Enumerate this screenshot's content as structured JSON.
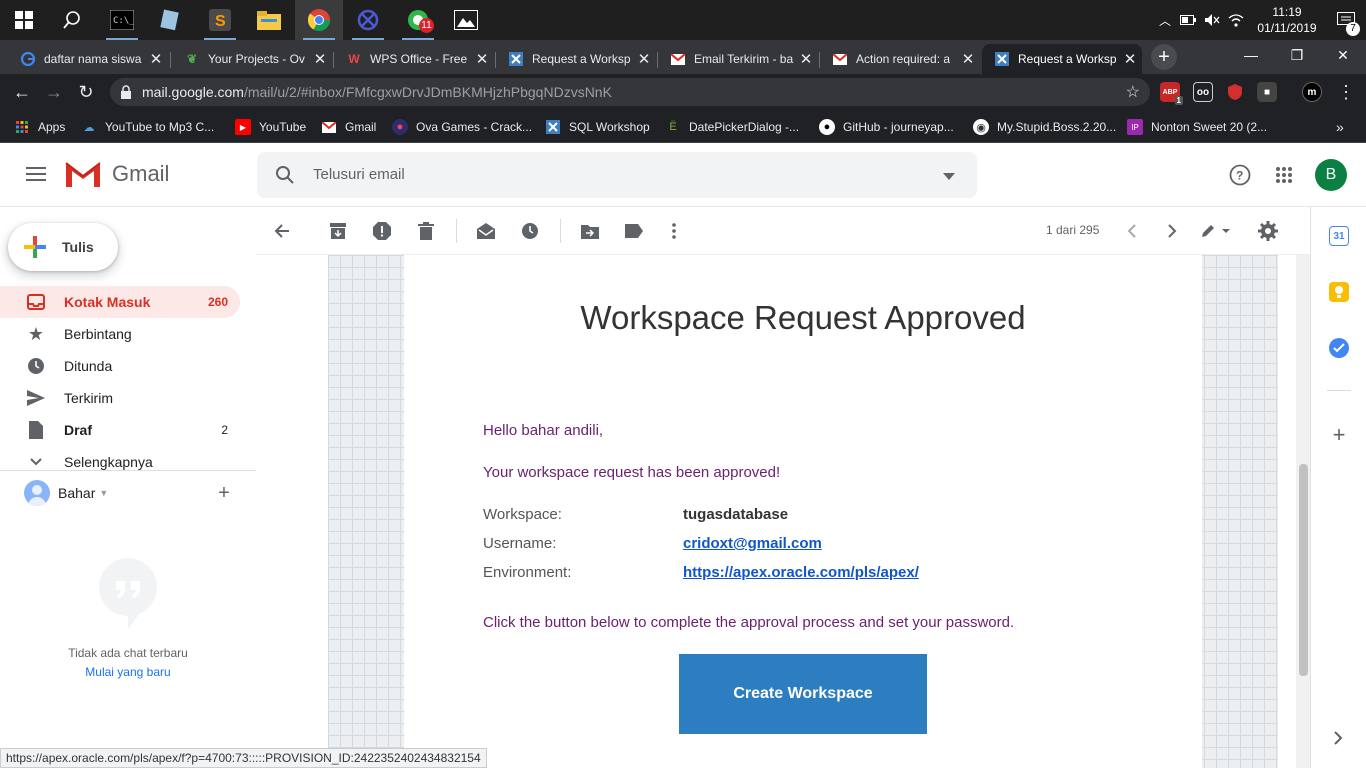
{
  "taskbar": {
    "apps": [
      {
        "name": "start-icon"
      },
      {
        "name": "search-icon"
      },
      {
        "name": "cmd-icon"
      },
      {
        "name": "notebook-icon"
      },
      {
        "name": "sublime-icon"
      },
      {
        "name": "file-explorer-icon"
      },
      {
        "name": "chrome-icon"
      },
      {
        "name": "network-app-icon"
      },
      {
        "name": "whatsapp-icon",
        "badge": "11"
      },
      {
        "name": "photos-icon"
      }
    ],
    "time": "11:19",
    "date": "01/11/2019",
    "notification_count": "7"
  },
  "browser": {
    "tabs": [
      {
        "title": "daftar nama siswa",
        "favicon": "google-icon"
      },
      {
        "title": "Your Projects - Ov",
        "favicon": "overleaf-icon"
      },
      {
        "title": "WPS Office - Free",
        "favicon": "wps-icon"
      },
      {
        "title": "Request a Worksp",
        "favicon": "apex-icon"
      },
      {
        "title": "Email Terkirim - ba",
        "favicon": "gmail-icon"
      },
      {
        "title": "Action required: a",
        "favicon": "gmail-icon"
      },
      {
        "title": "Request a Worksp",
        "favicon": "apex-icon"
      }
    ],
    "url_host": "mail.google.com",
    "url_path": "/mail/u/2/#inbox/FMfcgxwDrvJDmBKMHjzhPbgqNDzvsNnK",
    "bookmarks": [
      {
        "label": "Apps"
      },
      {
        "label": "YouTube to Mp3 C..."
      },
      {
        "label": "YouTube"
      },
      {
        "label": "Gmail"
      },
      {
        "label": "Ova Games - Crack..."
      },
      {
        "label": "SQL Workshop"
      },
      {
        "label": "DatePickerDialog -..."
      },
      {
        "label": "GitHub - journeyap..."
      },
      {
        "label": "My.Stupid.Boss.2.20..."
      },
      {
        "label": "Nonton Sweet 20 (2..."
      }
    ],
    "status_url": "https://apex.oracle.com/pls/apex/f?p=4700:73:::::PROVISION_ID:2422352402434832154",
    "ext_badge": "1",
    "ext_abp_label": "ABP"
  },
  "gmail": {
    "logo_text": "Gmail",
    "search_placeholder": "Telusuri email",
    "avatar_letter": "B",
    "compose_label": "Tulis",
    "nav": [
      {
        "label": "Kotak Masuk",
        "count": "260"
      },
      {
        "label": "Berbintang",
        "count": ""
      },
      {
        "label": "Ditunda",
        "count": ""
      },
      {
        "label": "Terkirim",
        "count": ""
      },
      {
        "label": "Draf",
        "count": "2"
      },
      {
        "label": "Selengkapnya",
        "count": ""
      }
    ],
    "hangouts_user": "Bahar",
    "chat_empty": "Tidak ada chat terbaru",
    "chat_start": "Mulai yang baru",
    "pager": "1 dari 295",
    "calendar_day": "31"
  },
  "email": {
    "title": "Workspace Request Approved",
    "greeting": "Hello bahar andili,",
    "approved_line": "Your workspace request has been approved!",
    "details": [
      {
        "key": "Workspace:",
        "value": "tugasdatabase"
      },
      {
        "key": "Username:",
        "value": "cridoxt@gmail.com"
      },
      {
        "key": "Environment:",
        "value": "https://apex.oracle.com/pls/apex/"
      }
    ],
    "instruction": "Click the button below to complete the approval process and set your password.",
    "cta_label": "Create Workspace"
  },
  "colors": {
    "taskbar_bg": "#1f1f1f",
    "chrome_dark": "#202124",
    "gmail_red": "#d93025",
    "email_purple": "#6b1f6f",
    "link_blue": "#1155cc",
    "cta_blue": "#2d7ec0"
  }
}
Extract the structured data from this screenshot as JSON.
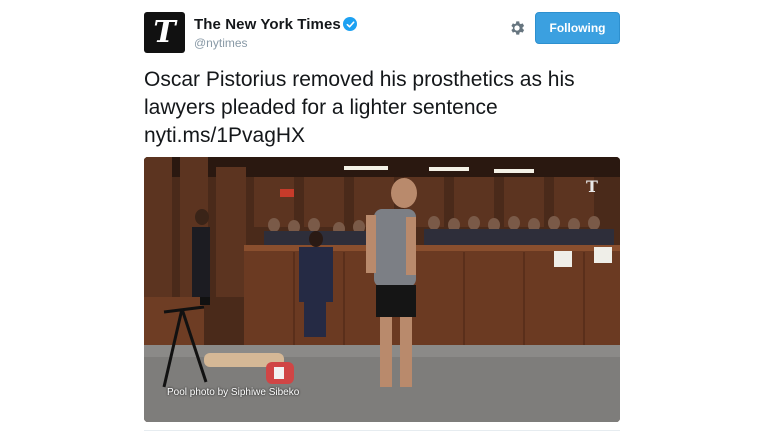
{
  "account": {
    "display_name": "The New York Times",
    "handle": "@nytimes",
    "avatar_glyph": "T",
    "verified": true
  },
  "actions": {
    "follow_label": "Following",
    "settings_icon": "gear-icon"
  },
  "tweet": {
    "text": "Oscar Pistorius removed his prosthetics as his lawyers pleaded for a lighter sentence",
    "link": "nyti.ms/1PvagHX"
  },
  "media": {
    "photo_credit": "Pool photo by Siphiwe Sibeko",
    "watermark_glyph": "T"
  },
  "colors": {
    "follow_button": "#3ba0e0",
    "verified_badge": "#1da1f2",
    "handle_text": "#8899a6"
  }
}
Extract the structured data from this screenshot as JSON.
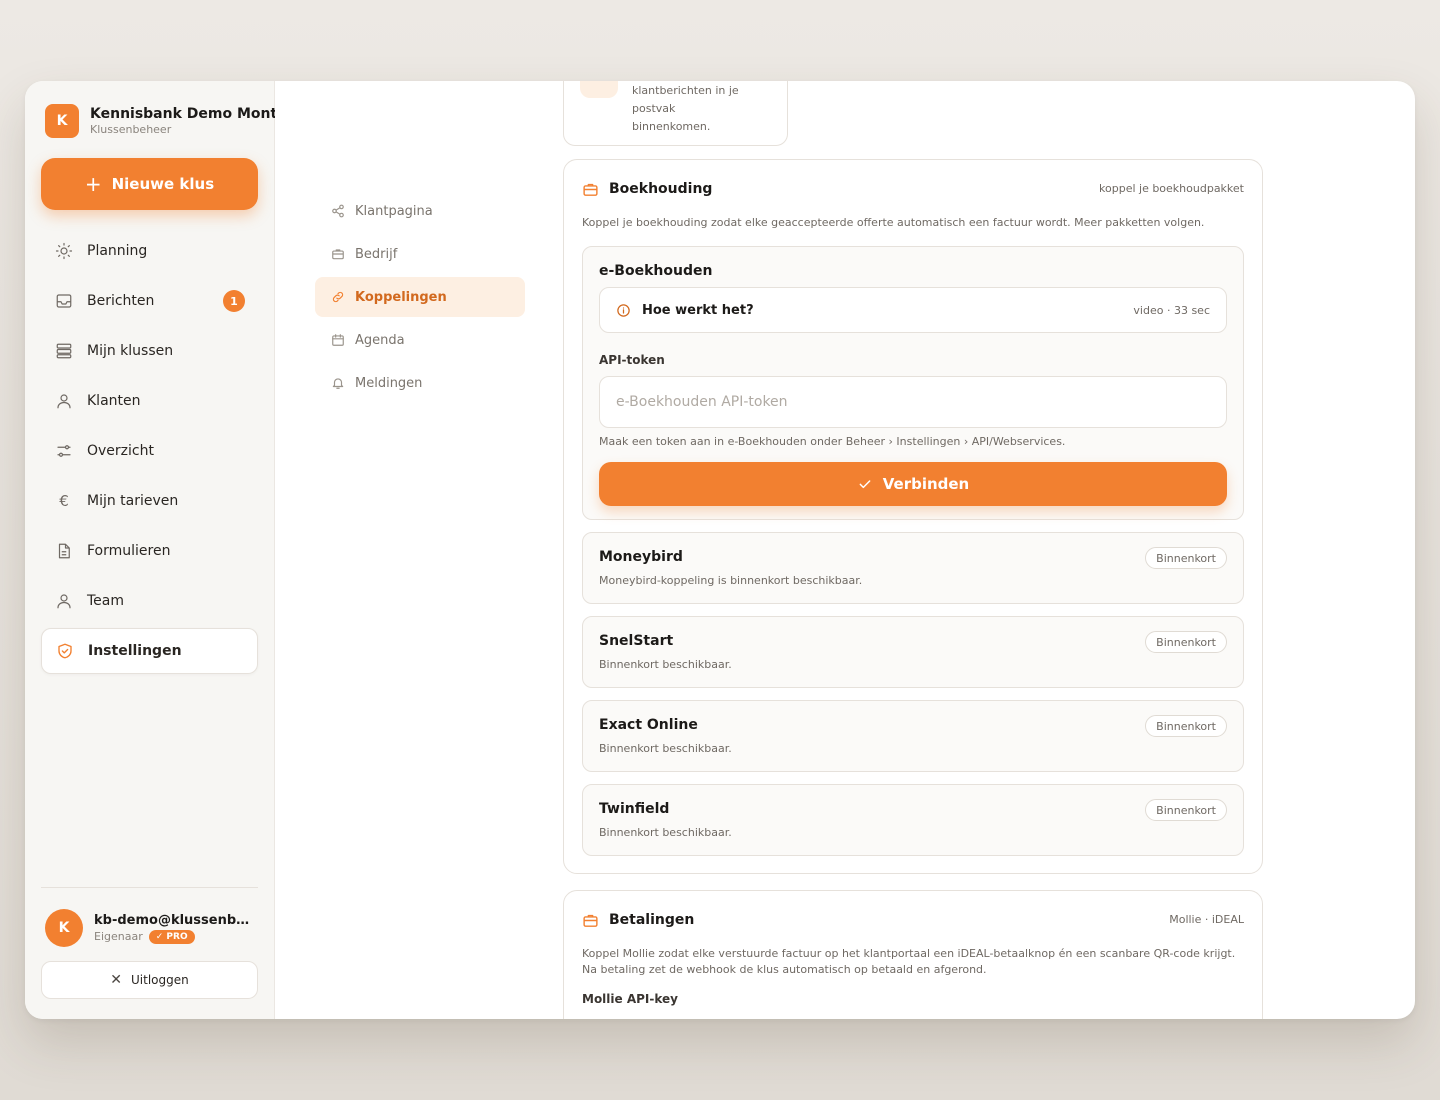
{
  "brand": {
    "initial": "K",
    "name": "Kennisbank Demo Montage",
    "subtitle": "Klussenbeheer"
  },
  "new_button": {
    "label": "Nieuwe klus"
  },
  "nav": [
    {
      "label": "Planning",
      "icon": "sun-icon"
    },
    {
      "label": "Berichten",
      "icon": "inbox-icon",
      "badge": "1"
    },
    {
      "label": "Mijn klussen",
      "icon": "stack-icon"
    },
    {
      "label": "Klanten",
      "icon": "user-icon"
    },
    {
      "label": "Overzicht",
      "icon": "sliders-icon"
    },
    {
      "label": "Mijn tarieven",
      "icon": "euro-icon"
    },
    {
      "label": "Formulieren",
      "icon": "document-icon"
    },
    {
      "label": "Team",
      "icon": "user-icon"
    },
    {
      "label": "Instellingen",
      "icon": "shield-icon",
      "active": true
    }
  ],
  "user": {
    "initial": "K",
    "email": "kb-demo@klussenbeheer.nl",
    "role": "Eigenaar",
    "plan": "PRO"
  },
  "logout": {
    "label": "Uitloggen"
  },
  "subnav": [
    {
      "label": "Klantpagina",
      "icon": "share-icon"
    },
    {
      "label": "Bedrijf",
      "icon": "briefcase-icon"
    },
    {
      "label": "Koppelingen",
      "icon": "link-icon",
      "active": true
    },
    {
      "label": "Agenda",
      "icon": "calendar-icon"
    },
    {
      "label": "Meldingen",
      "icon": "bell-icon"
    }
  ],
  "top_card": {
    "text": "klantberichten in je postvak binnenkomen."
  },
  "boekhouding": {
    "title": "Boekhouding",
    "right": "koppel je boekhoudpakket",
    "description": "Koppel je boekhouding zodat elke geaccepteerde offerte automatisch een factuur wordt. Meer pakketten volgen.",
    "eboekhouden": {
      "title": "e-Boekhouden",
      "howto_label": "Hoe werkt het?",
      "howto_meta": "video · 33 sec",
      "field_label": "API-token",
      "placeholder": "e-Boekhouden API-token",
      "hint": "Maak een token aan in e-Boekhouden onder Beheer › Instellingen › API/Webservices.",
      "connect_label": "Verbinden"
    },
    "providers": [
      {
        "title": "Moneybird",
        "description": "Moneybird-koppeling is binnenkort beschikbaar.",
        "status": "Binnenkort"
      },
      {
        "title": "SnelStart",
        "description": "Binnenkort beschikbaar.",
        "status": "Binnenkort"
      },
      {
        "title": "Exact Online",
        "description": "Binnenkort beschikbaar.",
        "status": "Binnenkort"
      },
      {
        "title": "Twinfield",
        "description": "Binnenkort beschikbaar.",
        "status": "Binnenkort"
      }
    ]
  },
  "betalingen": {
    "title": "Betalingen",
    "right": "Mollie · iDEAL",
    "description": "Koppel Mollie zodat elke verstuurde factuur op het klantportaal een iDEAL-betaalknop én een scanbare QR-code krijgt. Na betaling zet de webhook de klus automatisch op betaald en afgerond.",
    "field_label": "Mollie API-key"
  },
  "colors": {
    "accent": "#f28030",
    "accent_soft": "#fdefe2",
    "sidebar_bg": "#f7f6f3"
  }
}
***
• _Written exercise_
All entries must be written out again exactly as given, with no pictures in the copy.

• _Result_
Enumerate this screenshot's content as structured JSON.
{
  "taskbar": {
    "apps": [
      {
        "name": "start-icon"
      },
      {
        "name": "search-icon"
      },
      {
        "name": "cmd-icon"
      },
      {
        "name": "notebook-icon"
      },
      {
        "name": "sublime-icon"
      },
      {
        "name": "file-explorer-icon"
      },
      {
        "name": "chrome-icon"
      },
      {
        "name": "network-app-icon"
      },
      {
        "name": "whatsapp-icon",
        "badge": "11"
      },
      {
        "name": "photos-icon"
      }
    ],
    "time": "11:19",
    "date": "01/11/2019",
    "notification_count": "7"
  },
  "browser": {
    "tabs": [
      {
        "title": "daftar nama siswa",
        "favicon": "google-icon"
      },
      {
        "title": "Your Projects - Ov",
        "favicon": "overleaf-icon"
      },
      {
        "title": "WPS Office - Free",
        "favicon": "wps-icon"
      },
      {
        "title": "Request a Worksp",
        "favicon": "apex-icon"
      },
      {
        "title": "Email Terkirim - ba",
        "favicon": "gmail-icon"
      },
      {
        "title": "Action required: a",
        "favicon": "gmail-icon"
      },
      {
        "title": "Request a Worksp",
        "favicon": "apex-icon"
      }
    ],
    "url_host": "mail.google.com",
    "url_path": "/mail/u/2/#inbox/FMfcgxwDrvJDmBKMHjzhPbgqNDzvsNnK",
    "bookmarks": [
      {
        "label": "Apps"
      },
      {
        "label": "YouTube to Mp3 C..."
      },
      {
        "label": "YouTube"
      },
      {
        "label": "Gmail"
      },
      {
        "label": "Ova Games - Crack..."
      },
      {
        "label": "SQL Workshop"
      },
      {
        "label": "DatePickerDialog -..."
      },
      {
        "label": "GitHub - journeyap..."
      },
      {
        "label": "My.Stupid.Boss.2.20..."
      },
      {
        "label": "Nonton Sweet 20 (2..."
      }
    ],
    "status_url": "https://apex.oracle.com/pls/apex/f?p=4700:73:::::PROVISION_ID:2422352402434832154",
    "ext_badge": "1",
    "ext_abp_label": "ABP"
  },
  "gmail": {
    "logo_text": "Gmail",
    "search_placeholder": "Telusuri email",
    "avatar_letter": "B",
    "compose_label": "Tulis",
    "nav": [
      {
        "label": "Kotak Masuk",
        "count": "260"
      },
      {
        "label": "Berbintang",
        "count": ""
      },
      {
        "label": "Ditunda",
        "count": ""
      },
      {
        "label": "Terkirim",
        "count": ""
      },
      {
        "label": "Draf",
        "count": "2"
      },
      {
        "label": "Selengkapnya",
        "count": ""
      }
    ],
    "hangouts_user": "Bahar",
    "chat_empty": "Tidak ada chat terbaru",
    "chat_start": "Mulai yang baru",
    "pager": "1 dari 295",
    "calendar_day": "31"
  },
  "email": {
    "title": "Workspace Request Approved",
    "greeting": "Hello bahar andili,",
    "approved_line": "Your workspace request has been approved!",
    "details": [
      {
        "key": "Workspace:",
        "value": "tugasdatabase"
      },
      {
        "key": "Username:",
        "value": "cridoxt@gmail.com"
      },
      {
        "key": "Environment:",
        "value": "https://apex.oracle.com/pls/apex/"
      }
    ],
    "instruction": "Click the button below to complete the approval process and set your password.",
    "cta_label": "Create Workspace"
  },
  "colors": {
    "taskbar_bg": "#1f1f1f",
    "chrome_dark": "#202124",
    "gmail_red": "#d93025",
    "email_purple": "#6b1f6f",
    "link_blue": "#1155cc",
    "cta_blue": "#2d7ec0"
  }
}
Extract the structured data from this screenshot as JSON.
{
  "account": {
    "display_name": "The New York Times",
    "handle": "@nytimes",
    "avatar_glyph": "T",
    "verified": true
  },
  "actions": {
    "follow_label": "Following",
    "settings_icon": "gear-icon"
  },
  "tweet": {
    "text": "Oscar Pistorius removed his prosthetics as his lawyers pleaded for a lighter sentence",
    "link": "nyti.ms/1PvagHX"
  },
  "media": {
    "photo_credit": "Pool photo by Siphiwe Sibeko",
    "watermark_glyph": "T"
  },
  "colors": {
    "follow_button": "#3ba0e0",
    "verified_badge": "#1da1f2",
    "handle_text": "#8899a6"
  }
}
Extract the structured data from this screenshot as JSON.
{
  "brand": {
    "initial": "K",
    "name": "Kennisbank Demo Montage",
    "subtitle": "Klussenbeheer"
  },
  "new_button": {
    "label": "Nieuwe klus"
  },
  "nav": [
    {
      "label": "Planning",
      "icon": "sun-icon"
    },
    {
      "label": "Berichten",
      "icon": "inbox-icon",
      "badge": "1"
    },
    {
      "label": "Mijn klussen",
      "icon": "stack-icon"
    },
    {
      "label": "Klanten",
      "icon": "user-icon"
    },
    {
      "label": "Overzicht",
      "icon": "sliders-icon"
    },
    {
      "label": "Mijn tarieven",
      "icon": "euro-icon"
    },
    {
      "label": "Formulieren",
      "icon": "document-icon"
    },
    {
      "label": "Team",
      "icon": "user-icon"
    },
    {
      "label": "Instellingen",
      "icon": "shield-icon",
      "active": true
    }
  ],
  "user": {
    "initial": "K",
    "email": "kb-demo@klussenbeheer.nl",
    "role": "Eigenaar",
    "plan": "PRO"
  },
  "logout": {
    "label": "Uitloggen"
  },
  "subnav": [
    {
      "label": "Klantpagina",
      "icon": "share-icon"
    },
    {
      "label": "Bedrijf",
      "icon": "briefcase-icon"
    },
    {
      "label": "Koppelingen",
      "icon": "link-icon",
      "active": true
    },
    {
      "label": "Agenda",
      "icon": "calendar-icon"
    },
    {
      "label": "Meldingen",
      "icon": "bell-icon"
    }
  ],
  "top_card": {
    "text": "klantberichten in je postvak binnenkomen."
  },
  "boekhouding": {
    "title": "Boekhouding",
    "right": "koppel je boekhoudpakket",
    "description": "Koppel je boekhouding zodat elke geaccepteerde offerte automatisch een factuur wordt. Meer pakketten volgen.",
    "eboekhouden": {
      "title": "e-Boekhouden",
      "howto_label": "Hoe werkt het?",
      "howto_meta": "video · 33 sec",
      "field_label": "API-token",
      "placeholder": "e-Boekhouden API-token",
      "hint": "Maak een token aan in e-Boekhouden onder Beheer › Instellingen › API/Webservices.",
      "connect_label": "Verbinden"
    },
    "providers": [
      {
        "title": "Moneybird",
        "description": "Moneybird-koppeling is binnenkort beschikbaar.",
        "status": "Binnenkort"
      },
      {
        "title": "SnelStart",
        "description": "Binnenkort beschikbaar.",
        "status": "Binnenkort"
      },
      {
        "title": "Exact Online",
        "description": "Binnenkort beschikbaar.",
        "status": "Binnenkort"
      },
      {
        "title": "Twinfield",
        "description": "Binnenkort beschikbaar.",
        "status": "Binnenkort"
      }
    ]
  },
  "betalingen": {
    "title": "Betalingen",
    "right": "Mollie · iDEAL",
    "description": "Koppel Mollie zodat elke verstuurde factuur op het klantportaal een iDEAL-betaalknop én een scanbare QR-code krijgt. Na betaling zet de webhook de klus automatisch op betaald en afgerond.",
    "field_label": "Mollie API-key"
  },
  "colors": {
    "accent": "#f28030",
    "accent_soft": "#fdefe2",
    "sidebar_bg": "#f7f6f3"
  }
}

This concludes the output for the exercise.